# start of DATASET
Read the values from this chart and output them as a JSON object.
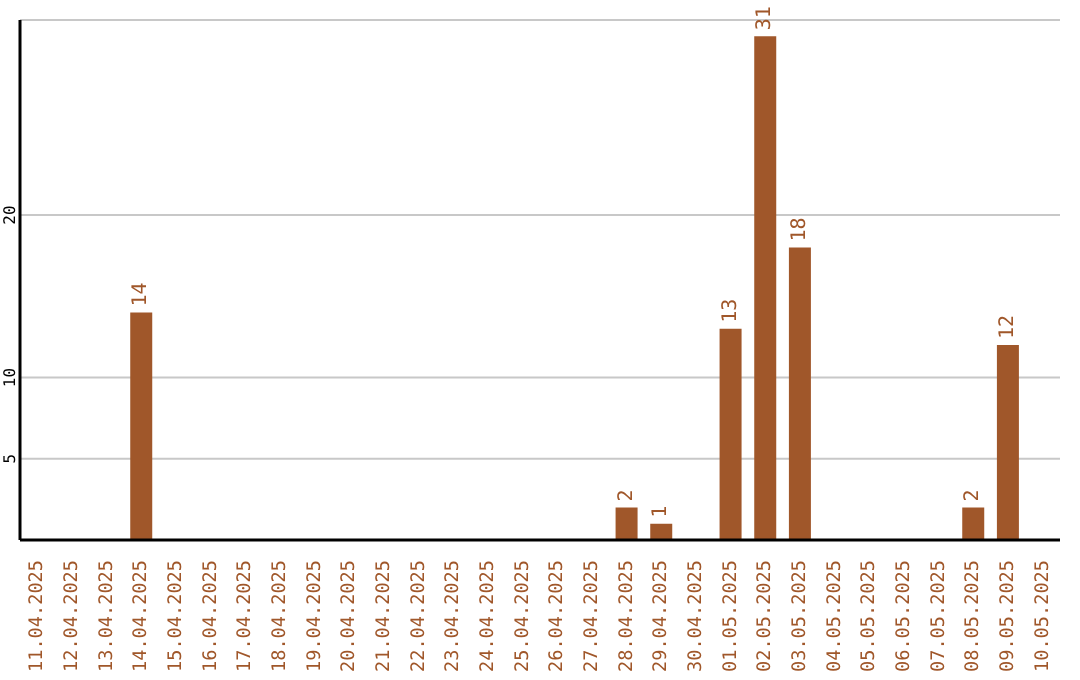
{
  "chart_data": {
    "type": "bar",
    "categories": [
      "11.04.2025",
      "12.04.2025",
      "13.04.2025",
      "14.04.2025",
      "15.04.2025",
      "16.04.2025",
      "17.04.2025",
      "18.04.2025",
      "19.04.2025",
      "20.04.2025",
      "21.04.2025",
      "22.04.2025",
      "23.04.2025",
      "24.04.2025",
      "25.04.2025",
      "26.04.2025",
      "27.04.2025",
      "28.04.2025",
      "29.04.2025",
      "30.04.2025",
      "01.05.2025",
      "02.05.2025",
      "03.05.2025",
      "04.05.2025",
      "05.05.2025",
      "06.05.2025",
      "07.05.2025",
      "08.05.2025",
      "09.05.2025",
      "10.05.2025"
    ],
    "values": [
      0,
      0,
      0,
      14,
      0,
      0,
      0,
      0,
      0,
      0,
      0,
      0,
      0,
      0,
      0,
      0,
      0,
      2,
      1,
      0,
      13,
      31,
      18,
      0,
      0,
      0,
      0,
      2,
      12,
      0
    ],
    "value_labels": [
      null,
      null,
      null,
      "14",
      null,
      null,
      null,
      null,
      null,
      null,
      null,
      null,
      null,
      null,
      null,
      null,
      null,
      "2",
      "1",
      null,
      "13",
      "31",
      "18",
      null,
      null,
      null,
      null,
      "2",
      "12",
      null
    ],
    "color": "#a0572a",
    "ylim": [
      0,
      32
    ],
    "yticks": [
      5,
      10,
      20
    ],
    "grid": "y",
    "legend": false
  }
}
# end of DATASET
DESCRIPTION OF THE TASK ->
Reproduce each record above by retyping it exactly; omit all images.

EXPECTED ANSWER ->
Read the values from this chart and output them as a JSON object.
{
  "chart_data": {
    "type": "bar",
    "categories": [
      "11.04.2025",
      "12.04.2025",
      "13.04.2025",
      "14.04.2025",
      "15.04.2025",
      "16.04.2025",
      "17.04.2025",
      "18.04.2025",
      "19.04.2025",
      "20.04.2025",
      "21.04.2025",
      "22.04.2025",
      "23.04.2025",
      "24.04.2025",
      "25.04.2025",
      "26.04.2025",
      "27.04.2025",
      "28.04.2025",
      "29.04.2025",
      "30.04.2025",
      "01.05.2025",
      "02.05.2025",
      "03.05.2025",
      "04.05.2025",
      "05.05.2025",
      "06.05.2025",
      "07.05.2025",
      "08.05.2025",
      "09.05.2025",
      "10.05.2025"
    ],
    "values": [
      0,
      0,
      0,
      14,
      0,
      0,
      0,
      0,
      0,
      0,
      0,
      0,
      0,
      0,
      0,
      0,
      0,
      2,
      1,
      0,
      13,
      31,
      18,
      0,
      0,
      0,
      0,
      2,
      12,
      0
    ],
    "value_labels": [
      null,
      null,
      null,
      "14",
      null,
      null,
      null,
      null,
      null,
      null,
      null,
      null,
      null,
      null,
      null,
      null,
      null,
      "2",
      "1",
      null,
      "13",
      "31",
      "18",
      null,
      null,
      null,
      null,
      "2",
      "12",
      null
    ],
    "color": "#a0572a",
    "ylim": [
      0,
      32
    ],
    "yticks": [
      5,
      10,
      20
    ],
    "grid": "y",
    "legend": false
  }
}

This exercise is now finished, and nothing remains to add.